- PROMPT: Copy out each line of the material in which the word "Тельмана" appears.

- THE INPUT:
◆ ◆ ◆ ◆ ◆ ◆ ◆
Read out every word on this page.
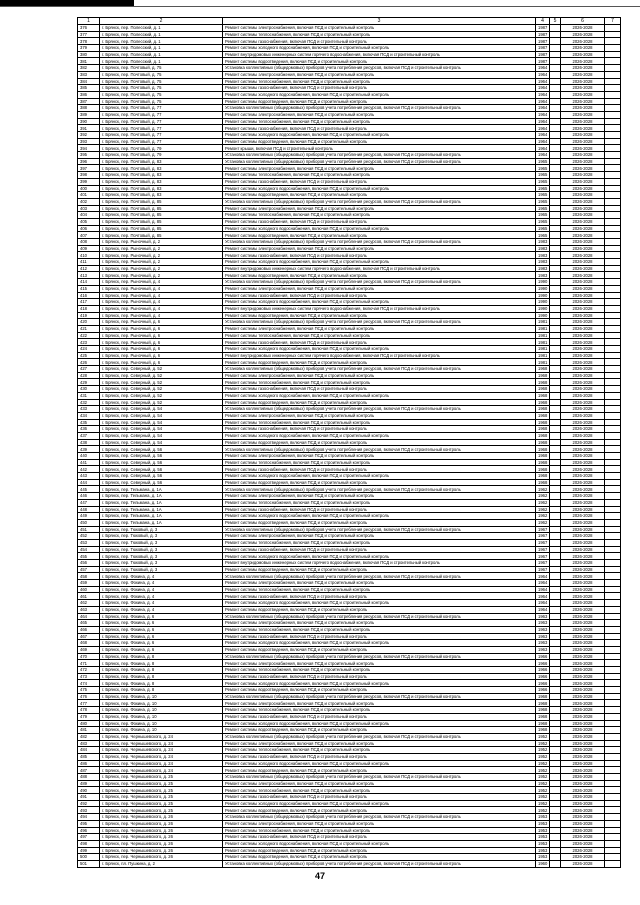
1	2	3	4	5	6	7
376	г. Брянск, пер. Полесский, д. 1	Ремонт системы электроснабжения, включая ПСД и строительный контроль	1987		2026-2028	
377	г. Брянск, пер. Полесский, д. 1	Ремонт системы теплоснабжения, включая ПСД и строительный контроль	1987		2026-2028	
378	г. Брянск, пер. Полесский, д. 1	Ремонт системы газоснабжения, включая ПСД и строительный контроль	1987		2026-2028	
379	г. Брянск, пер. Полесский, д. 1	Ремонт системы холодного водоснабжения, включая ПСД и строительный контроль	1987		2026-2028	
380	г. Брянск, пер. Полесский, д. 1	Ремонт внутридомовых инженерных систем горячего водоснабжения, включая ПСД и строительный контроль	1987		2026-2028	
381	г. Брянск, пер. Полесский, д. 1	Ремонт системы водоотведения, включая ПСД и строительный контроль	1987		2026-2028	
382	г. Брянск, пер. Почтовый, д. 75	Установка коллективных (общедомовых) приборов учета потребления ресурсов, включая ПСД и строительный контроль	1964		2026-2028	
383	г. Брянск, пер. Почтовый, д. 75	Ремонт системы электроснабжения, включая ПСД и строительный контроль	1964		2026-2028	
384	г. Брянск, пер. Почтовый, д. 75	Ремонт системы теплоснабжения, включая ПСД и строительный контроль	1964		2026-2028	
385	г. Брянск, пер. Почтовый, д. 75	Ремонт системы газоснабжения, включая ПСД и строительный контроль	1964		2026-2028	
386	г. Брянск, пер. Почтовый, д. 75	Ремонт системы холодного водоснабжения, включая ПСД и строительный контроль	1964		2026-2028	
387	г. Брянск, пер. Почтовый, д. 75	Ремонт системы водоотведения, включая ПСД и строительный контроль	1964		2026-2028	
388	г. Брянск, пер. Почтовый, д. 77	Установка коллективных (общедомовых) приборов учета потребления ресурсов, включая ПСД и строительный контроль	1964		2026-2028	
389	г. Брянск, пер. Почтовый, д. 77	Ремонт системы электроснабжения, включая ПСД и строительный контроль	1964		2026-2028	
390	г. Брянск, пер. Почтовый, д. 77	Ремонт системы теплоснабжения, включая ПСД и строительный контроль	1964		2026-2028	
391	г. Брянск, пер. Почтовый, д. 77	Ремонт системы газоснабжения, включая ПСД и строительный контроль	1964		2026-2028	
392	г. Брянск, пер. Почтовый, д. 77	Ремонт системы холодного водоснабжения, включая ПСД и строительный контроль	1964		2026-2028	
393	г. Брянск, пер. Почтовый, д. 77	Ремонт системы водоотведения, включая ПСД и строительный контроль	1964		2026-2028	
394	г. Брянск, пер. Почтовый, д. 79	Ремонт крыши, включая ПСД и строительный контроль	1964		2026-2028	
395	г. Брянск, пер. Почтовый, д. 79	Установка коллективных (общедомовых) приборов учета потребления ресурсов, включая ПСД и строительный контроль	1964		2026-2028	
396	г. Брянск, пер. Почтовый, д. 83	Установка коллективных (общедомовых) приборов учета потребления ресурсов, включая ПСД и строительный контроль	1965		2026-2028	
397	г. Брянск, пер. Почтовый, д. 83	Ремонт системы электроснабжения, включая ПСД и строительный контроль	1965		2026-2028	
398	г. Брянск, пер. Почтовый, д. 83	Ремонт системы теплоснабжения, включая ПСД и строительный контроль	1965		2026-2028	
399	г. Брянск, пер. Почтовый, д. 83	Ремонт системы газоснабжения, включая ПСД и строительный контроль	1965		2026-2028	
400	г. Брянск, пер. Почтовый, д. 83	Ремонт системы холодного водоснабжения, включая ПСД и строительный контроль	1965		2026-2028	
401	г. Брянск, пер. Почтовый, д. 83	Ремонт системы водоотведения, включая ПСД и строительный контроль	1965		2026-2028	
402	г. Брянск, пер. Почтовый, д. 85	Установка коллективных (общедомовых) приборов учета потребления ресурсов, включая ПСД и строительный контроль	1965		2026-2028	
403	г. Брянск, пер. Почтовый, д. 85	Ремонт системы электроснабжения, включая ПСД и строительный контроль	1965		2026-2028	
404	г. Брянск, пер. Почтовый, д. 85	Ремонт системы теплоснабжения, включая ПСД и строительный контроль	1965		2026-2028	
405	г. Брянск, пер. Почтовый, д. 85	Ремонт системы газоснабжения, включая ПСД и строительный контроль	1965		2026-2028	
406	г. Брянск, пер. Почтовый, д. 85	Ремонт системы холодного водоснабжения, включая ПСД и строительный контроль	1965		2026-2028	
407	г. Брянск, пер. Почтовый, д. 85	Ремонт системы водоотведения, включая ПСД и строительный контроль	1965		2026-2028	
408	г. Брянск, пер. Рыночный, д. 2	Установка коллективных (общедомовых) приборов учета потребления ресурсов, включая ПСД и строительный контроль	1983		2026-2028	
409	г. Брянск, пер. Рыночный, д. 2	Ремонт системы электроснабжения, включая ПСД и строительный контроль	1983		2026-2028	
410	г. Брянск, пер. Рыночный, д. 2	Ремонт системы газоснабжения, включая ПСД и строительный контроль	1983		2026-2028	
411	г. Брянск, пер. Рыночный, д. 2	Ремонт системы холодного водоснабжения, включая ПСД и строительный контроль	1983		2026-2028	
412	г. Брянск, пер. Рыночный, д. 2	Ремонт внутридомовых инженерных систем горячего водоснабжения, включая ПСД и строительный контроль	1983		2026-2028	
413	г. Брянск, пер. Рыночный, д. 2	Ремонт системы водоотведения, включая ПСД и строительный контроль	1983		2026-2028	
414	г. Брянск, пер. Рыночный, д. 4	Установка коллективных (общедомовых) приборов учета потребления ресурсов, включая ПСД и строительный контроль	1990		2026-2028	
415	г. Брянск, пер. Рыночный, д. 4	Ремонт системы электроснабжения, включая ПСД и строительный контроль	1990		2026-2028	
416	г. Брянск, пер. Рыночный, д. 4	Ремонт системы газоснабжения, включая ПСД и строительный контроль	1990		2026-2028	
417	г. Брянск, пер. Рыночный, д. 4	Ремонт системы холодного водоснабжения, включая ПСД и строительный контроль	1990		2026-2028	
418	г. Брянск, пер. Рыночный, д. 4	Ремонт внутридомовых инженерных систем горячего водоснабжения, включая ПСД и строительный контроль	1990		2026-2028	
419	г. Брянск, пер. Рыночный, д. 4	Ремонт системы водоотведения, включая ПСД и строительный контроль	1990		2026-2028	
420	г. Брянск, пер. Рыночный, д. 6	Установка коллективных (общедомовых) приборов учета потребления ресурсов, включая ПСД и строительный контроль	1981		2026-2028	
421	г. Брянск, пер. Рыночный, д. 6	Ремонт системы электроснабжения, включая ПСД и строительный контроль	1981		2026-2028	
422	г. Брянск, пер. Рыночный, д. 6	Ремонт системы теплоснабжения, включая ПСД и строительный контроль	1981		2026-2028	
423	г. Брянск, пер. Рыночный, д. 6	Ремонт системы газоснабжения, включая ПСД и строительный контроль	1981		2026-2028	
424	г. Брянск, пер. Рыночный, д. 6	Ремонт системы холодного водоснабжения, включая ПСД и строительный контроль	1981		2026-2028	
425	г. Брянск, пер. Рыночный, д. 6	Ремонт внутридомовых инженерных систем горячего водоснабжения, включая ПСД и строительный контроль	1981		2026-2028	
426	г. Брянск, пер. Рыночный, д. 6	Ремонт системы водоотведения, включая ПСД и строительный контроль	1981		2026-2028	
427	г. Брянск, пер. Северный, д. 52	Установка коллективных (общедомовых) приборов учета потребления ресурсов, включая ПСД и строительный контроль	1968		2026-2028	
428	г. Брянск, пер. Северный, д. 52	Ремонт системы электроснабжения, включая ПСД и строительный контроль	1968		2026-2028	
429	г. Брянск, пер. Северный, д. 52	Ремонт системы теплоснабжения, включая ПСД и строительный контроль	1968		2026-2028	
430	г. Брянск, пер. Северный, д. 52	Ремонт системы газоснабжения, включая ПСД и строительный контроль	1968		2026-2028	
431	г. Брянск, пер. Северный, д. 52	Ремонт системы холодного водоснабжения, включая ПСД и строительный контроль	1968		2026-2028	
432	г. Брянск, пер. Северный, д. 52	Ремонт системы водоотведения, включая ПСД и строительный контроль	1968		2026-2028	
433	г. Брянск, пер. Северный, д. 54	Установка коллективных (общедомовых) приборов учета потребления ресурсов, включая ПСД и строительный контроль	1968		2026-2028	
434	г. Брянск, пер. Северный, д. 54	Ремонт системы электроснабжения, включая ПСД и строительный контроль	1968		2026-2028	
435	г. Брянск, пер. Северный, д. 54	Ремонт системы теплоснабжения, включая ПСД и строительный контроль	1968		2026-2028	
436	г. Брянск, пер. Северный, д. 54	Ремонт системы газоснабжения, включая ПСД и строительный контроль	1968		2026-2028	
437	г. Брянск, пер. Северный, д. 54	Ремонт системы холодного водоснабжения, включая ПСД и строительный контроль	1968		2026-2028	
438	г. Брянск, пер. Северный, д. 54	Ремонт системы водоотведения, включая ПСД и строительный контроль	1968		2026-2028	
439	г. Брянск, пер. Северный, д. 56	Установка коллективных (общедомовых) приборов учета потребления ресурсов, включая ПСД и строительный контроль	1968		2026-2028	
440	г. Брянск, пер. Северный, д. 56	Ремонт системы электроснабжения, включая ПСД и строительный контроль	1968		2026-2028	
441	г. Брянск, пер. Северный, д. 56	Ремонт системы теплоснабжения, включая ПСД и строительный контроль	1968		2026-2028	
442	г. Брянск, пер. Северный, д. 56	Ремонт системы газоснабжения, включая ПСД и строительный контроль	1968		2026-2028	
443	г. Брянск, пер. Северный, д. 56	Ремонт системы холодного водоснабжения, включая ПСД и строительный контроль	1968		2026-2028	
444	г. Брянск, пер. Северный, д. 56	Ремонт системы водоотведения, включая ПСД и строительный контроль	1968		2026-2028	
445	г. Брянск, пер. Тельмана, д. 1А	Установка коллективных (общедомовых) приборов учета потребления ресурсов, включая ПСД и строительный контроль	1962		2026-2028	
446	г. Брянск, пер. Тельмана, д. 1А	Ремонт системы электроснабжения, включая ПСД и строительный контроль	1962		2026-2028	
447	г. Брянск, пер. Тельмана, д. 1А	Ремонт системы теплоснабжения, включая ПСД и строительный контроль	1962		2026-2028	
448	г. Брянск, пер. Тельмана, д. 1А	Ремонт системы газоснабжения, включая ПСД и строительный контроль	1962		2026-2028	
449	г. Брянск, пер. Тельмана, д. 1А	Ремонт системы холодного водоснабжения, включая ПСД и строительный контроль	1962		2026-2028	
450	г. Брянск, пер. Тельмана, д. 1А	Ремонт системы водоотведения, включая ПСД и строительный контроль	1962		2026-2028	
451	г. Брянск, пер. Тюковый, д. 3	Установка коллективных (общедомовых) приборов учета потребления ресурсов, включая ПСД и строительный контроль	1967		2026-2028	
452	г. Брянск, пер. Тюковый, д. 3	Ремонт системы электроснабжения, включая ПСД и строительный контроль	1967		2026-2028	
453	г. Брянск, пер. Тюковый, д. 3	Ремонт системы теплоснабжения, включая ПСД и строительный контроль	1967		2026-2028	
454	г. Брянск, пер. Тюковый, д. 3	Ремонт системы газоснабжения, включая ПСД и строительный контроль	1967		2026-2028	
455	г. Брянск, пер. Тюковый, д. 3	Ремонт системы холодного водоснабжения, включая ПСД и строительный контроль	1967		2026-2028	
456	г. Брянск, пер. Тюковый, д. 3	Ремонт внутридомовых инженерных систем горячего водоснабжения, включая ПСД и строительный контроль	1967		2026-2028	
457	г. Брянск, пер. Тюковый, д. 3	Ремонт системы водоотведения, включая ПСД и строительный контроль	1967		2026-2028	
458	г. Брянск, пер. Фокина, д. 4	Установка коллективных (общедомовых) приборов учета потребления ресурсов, включая ПСД и строительный контроль	1964		2026-2028	
459	г. Брянск, пер. Фокина, д. 4	Ремонт системы электроснабжения, включая ПСД и строительный контроль	1964		2026-2028	
460	г. Брянск, пер. Фокина, д. 4	Ремонт системы теплоснабжения, включая ПСД и строительный контроль	1964		2026-2028	
461	г. Брянск, пер. Фокина, д. 4	Ремонт системы газоснабжения, включая ПСД и строительный контроль	1964		2026-2028	
462	г. Брянск, пер. Фокина, д. 4	Ремонт системы холодного водоснабжения, включая ПСД и строительный контроль	1964		2026-2028	
463	г. Брянск, пер. Фокина, д. 4	Ремонт системы водоотведения, включая ПСД и строительный контроль	1964		2026-2028	
464	г. Брянск, пер. Фокина, д. 6	Установка коллективных (общедомовых) приборов учета потребления ресурсов, включая ПСД и строительный контроль	1963		2026-2028	
465	г. Брянск, пер. Фокина, д. 6	Ремонт системы электроснабжения, включая ПСД и строительный контроль	1963		2026-2028	
466	г. Брянск, пер. Фокина, д. 6	Ремонт системы теплоснабжения, включая ПСД и строительный контроль	1963		2026-2028	
467	г. Брянск, пер. Фокина, д. 6	Ремонт системы газоснабжения, включая ПСД и строительный контроль	1963		2026-2028	
468	г. Брянск, пер. Фокина, д. 6	Ремонт системы холодного водоснабжения, включая ПСД и строительный контроль	1963		2026-2028	
469	г. Брянск, пер. Фокина, д. 6	Ремонт системы водоотведения, включая ПСД и строительный контроль	1963		2026-2028	
470	г. Брянск, пер. Фокина, д. 8	Установка коллективных (общедомовых) приборов учета потребления ресурсов, включая ПСД и строительный контроль	1966		2026-2028	
471	г. Брянск, пер. Фокина, д. 8	Ремонт системы электроснабжения, включая ПСД и строительный контроль	1966		2026-2028	
472	г. Брянск, пер. Фокина, д. 8	Ремонт системы теплоснабжения, включая ПСД и строительный контроль	1966		2026-2028	
473	г. Брянск, пер. Фокина, д. 8	Ремонт системы газоснабжения, включая ПСД и строительный контроль	1966		2026-2028	
474	г. Брянск, пер. Фокина, д. 8	Ремонт системы холодного водоснабжения, включая ПСД и строительный контроль	1966		2026-2028	
475	г. Брянск, пер. Фокина, д. 8	Ремонт системы водоотведения, включая ПСД и строительный контроль	1966		2026-2028	
476	г. Брянск, пер. Фокина, д. 10	Установка коллективных (общедомовых) приборов учета потребления ресурсов, включая ПСД и строительный контроль	1968		2026-2028	
477	г. Брянск, пер. Фокина, д. 10	Ремонт системы электроснабжения, включая ПСД и строительный контроль	1968		2026-2028	
478	г. Брянск, пер. Фокина, д. 10	Ремонт системы теплоснабжения, включая ПСД и строительный контроль	1968		2026-2028	
479	г. Брянск, пер. Фокина, д. 10	Ремонт системы газоснабжения, включая ПСД и строительный контроль	1968		2026-2028	
480	г. Брянск, пер. Фокина, д. 10	Ремонт системы холодного водоснабжения, включая ПСД и строительный контроль	1968		2026-2028	
481	г. Брянск, пер. Фокина, д. 10	Ремонт системы водоотведения, включая ПСД и строительный контроль	1968		2026-2028	
482	г. Брянск, пер. Чернышевского, д. 24	Установка коллективных (общедомовых) приборов учета потребления ресурсов, включая ПСД и строительный контроль	1952		2026-2028	
483	г. Брянск, пер. Чернышевского, д. 24	Ремонт системы электроснабжения, включая ПСД и строительный контроль	1952		2026-2028	
484	г. Брянск, пер. Чернышевского, д. 24	Ремонт системы теплоснабжения, включая ПСД и строительный контроль	1952		2026-2028	
485	г. Брянск, пер. Чернышевского, д. 24	Ремонт системы газоснабжения, включая ПСД и строительный контроль	1952		2026-2028	
486	г. Брянск, пер. Чернышевского, д. 24	Ремонт системы холодного водоснабжения, включая ПСД и строительный контроль	1952		2026-2028	
487	г. Брянск, пер. Чернышевского, д. 24	Ремонт системы водоотведения, включая ПСД и строительный контроль	1952		2026-2028	
488	г. Брянск, пер. Чернышевского, д. 25	Установка коллективных (общедомовых) приборов учета потребления ресурсов, включая ПСД и строительный контроль	1952		2026-2028	
489	г. Брянск, пер. Чернышевского, д. 25	Ремонт системы электроснабжения, включая ПСД и строительный контроль	1952		2026-2028	
490	г. Брянск, пер. Чернышевского, д. 25	Ремонт системы теплоснабжения, включая ПСД и строительный контроль	1952		2026-2028	
491	г. Брянск, пер. Чернышевского, д. 25	Ремонт системы газоснабжения, включая ПСД и строительный контроль	1952		2026-2028	
492	г. Брянск, пер. Чернышевского, д. 25	Ремонт системы холодного водоснабжения, включая ПСД и строительный контроль	1952		2026-2028	
493	г. Брянск, пер. Чернышевского, д. 25	Ремонт системы водоотведения, включая ПСД и строительный контроль	1952		2026-2028	
494	г. Брянск, пер. Чернышевского, д. 26	Установка коллективных (общедомовых) приборов учета потребления ресурсов, включая ПСД и строительный контроль	1953		2026-2028	
495	г. Брянск, пер. Чернышевского, д. 26	Ремонт системы электроснабжения, включая ПСД и строительный контроль	1953		2026-2028	
496	г. Брянск, пер. Чернышевского, д. 26	Ремонт системы теплоснабжения, включая ПСД и строительный контроль	1953		2026-2028	
497	г. Брянск, пер. Чернышевского, д. 26	Ремонт системы газоснабжения, включая ПСД и строительный контроль	1953		2026-2028	
498	г. Брянск, пер. Чернышевского, д. 26	Ремонт системы холодного водоснабжения, включая ПСД и строительный контроль	1953		2026-2028	
499	г. Брянск, пер. Чернышевского, д. 26	Ремонт системы водоотведения, включая ПСД и строительный контроль	1953		2026-2028	
500	г. Брянск, пер. Чернышевского, д. 26	Ремонт системы водоотведения, включая ПСД и строительный контроль	1953		2026-2028	
501	г. Брянск, пл. Пушкина, д. 2	Установка коллективных (общедомовых) приборов учета потребления ресурсов, включая ПСД и строительный контроль	1960		2026-2028	
47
◆ ◆ ◆ ◆ ◆ ◆ ◆
- ANSWER TO THE TASK:
445	г. Брянск, пер. Тельмана, д. 1А	Установка коллективных (общедомовых) приборов учета потребления ресурсов, включая ПСД и строительный контроль	1962		2026-2028	
446	г. Брянск, пер. Тельмана, д. 1А	Ремонт системы электроснабжения, включая ПСД и строительный контроль	1962		2026-2028	
447	г. Брянск, пер. Тельмана, д. 1А	Ремонт системы теплоснабжения, включая ПСД и строительный контроль	1962		2026-2028	
448	г. Брянск, пер. Тельмана, д. 1А	Ремонт системы газоснабжения, включая ПСД и строительный контроль	1962		2026-2028	
449	г. Брянск, пер. Тельмана, д. 1А	Ремонт системы холодного водоснабжения, включая ПСД и строительный контроль	1962		2026-2028	
450	г. Брянск, пер. Тельмана, д. 1А	Ремонт системы водоотведения, включая ПСД и строительный контроль	1962		2026-2028	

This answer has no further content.